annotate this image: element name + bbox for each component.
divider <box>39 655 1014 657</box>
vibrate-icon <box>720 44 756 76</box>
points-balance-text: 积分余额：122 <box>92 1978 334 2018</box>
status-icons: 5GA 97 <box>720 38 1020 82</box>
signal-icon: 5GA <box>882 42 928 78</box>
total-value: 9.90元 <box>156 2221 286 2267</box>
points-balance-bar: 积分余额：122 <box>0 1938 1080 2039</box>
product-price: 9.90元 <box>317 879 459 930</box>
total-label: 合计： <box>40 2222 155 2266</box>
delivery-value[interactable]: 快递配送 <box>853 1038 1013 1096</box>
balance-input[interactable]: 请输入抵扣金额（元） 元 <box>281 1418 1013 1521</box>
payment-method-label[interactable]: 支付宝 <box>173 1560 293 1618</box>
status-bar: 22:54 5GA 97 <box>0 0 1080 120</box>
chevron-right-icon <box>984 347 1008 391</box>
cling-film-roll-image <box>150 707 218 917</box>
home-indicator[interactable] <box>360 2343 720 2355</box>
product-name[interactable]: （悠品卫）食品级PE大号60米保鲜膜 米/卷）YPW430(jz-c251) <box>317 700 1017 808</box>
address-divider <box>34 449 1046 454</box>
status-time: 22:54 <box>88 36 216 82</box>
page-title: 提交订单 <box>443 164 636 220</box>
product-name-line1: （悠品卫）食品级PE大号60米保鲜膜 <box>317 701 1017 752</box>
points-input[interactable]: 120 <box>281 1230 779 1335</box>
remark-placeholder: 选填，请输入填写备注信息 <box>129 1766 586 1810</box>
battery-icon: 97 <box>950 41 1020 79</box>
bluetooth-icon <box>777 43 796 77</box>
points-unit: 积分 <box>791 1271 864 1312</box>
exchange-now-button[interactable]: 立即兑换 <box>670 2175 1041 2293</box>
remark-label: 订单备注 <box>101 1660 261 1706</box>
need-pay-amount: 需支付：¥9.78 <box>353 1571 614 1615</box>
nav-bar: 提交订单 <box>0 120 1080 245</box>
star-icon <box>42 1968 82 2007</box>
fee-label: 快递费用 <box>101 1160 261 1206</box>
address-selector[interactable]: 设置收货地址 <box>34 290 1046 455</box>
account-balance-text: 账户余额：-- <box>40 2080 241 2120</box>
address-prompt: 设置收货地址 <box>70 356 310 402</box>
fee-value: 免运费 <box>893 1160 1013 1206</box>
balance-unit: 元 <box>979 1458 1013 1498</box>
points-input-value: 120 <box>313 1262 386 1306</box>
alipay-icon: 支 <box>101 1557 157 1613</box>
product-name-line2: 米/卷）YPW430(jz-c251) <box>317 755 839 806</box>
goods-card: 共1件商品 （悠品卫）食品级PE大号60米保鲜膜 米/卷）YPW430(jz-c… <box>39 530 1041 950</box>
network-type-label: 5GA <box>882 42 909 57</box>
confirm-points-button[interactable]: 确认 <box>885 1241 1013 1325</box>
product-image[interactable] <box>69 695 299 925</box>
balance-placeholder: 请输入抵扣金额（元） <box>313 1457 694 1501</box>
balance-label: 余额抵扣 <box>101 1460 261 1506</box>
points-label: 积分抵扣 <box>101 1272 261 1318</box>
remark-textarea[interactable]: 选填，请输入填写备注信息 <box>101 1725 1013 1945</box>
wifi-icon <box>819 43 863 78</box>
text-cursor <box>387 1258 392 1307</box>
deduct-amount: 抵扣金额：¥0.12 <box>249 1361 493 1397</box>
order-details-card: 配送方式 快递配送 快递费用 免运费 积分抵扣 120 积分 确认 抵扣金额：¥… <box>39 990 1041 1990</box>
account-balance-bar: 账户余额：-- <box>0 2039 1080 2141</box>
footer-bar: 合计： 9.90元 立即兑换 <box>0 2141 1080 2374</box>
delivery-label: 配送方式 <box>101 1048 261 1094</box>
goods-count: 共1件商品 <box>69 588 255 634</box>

════════════════════

Stated exercise:
Turn the entries above, from the first line through the line containing "balance-input[interactable]: 请输入抵扣金额（元） 元" (that line included), into a Markdown table with the columns No. and Text. Give each line a row number and leave out blank lines.

Result for this task:
| No. | Text |
|---|---|
| 1 | annotate this image: element name + bbox for each component. |
| 2 | divider <box>39 655 1014 657</box> |
| 3 | vibrate-icon <box>720 44 756 76</box> |
| 4 | points-balance-text: 积分余额：122 <box>92 1978 334 2018</box> |
| 5 | status-icons: 5GA 97 <box>720 38 1020 82</box> |
| 6 | signal-icon: 5GA <box>882 42 928 78</box> |
| 7 | total-value: 9.90元 <box>156 2221 286 2267</box> |
| 8 | points-balance-bar: 积分余额：122 <box>0 1938 1080 2039</box> |
| 9 | product-price: 9.90元 <box>317 879 459 930</box> |
| 10 | total-label: 合计： <box>40 2222 155 2266</box> |
| 11 | delivery-value[interactable]: 快递配送 <box>853 1038 1013 1096</box> |
| 12 | balance-input[interactable]: 请输入抵扣金额（元） 元 <box>281 1418 1013 1521</box> |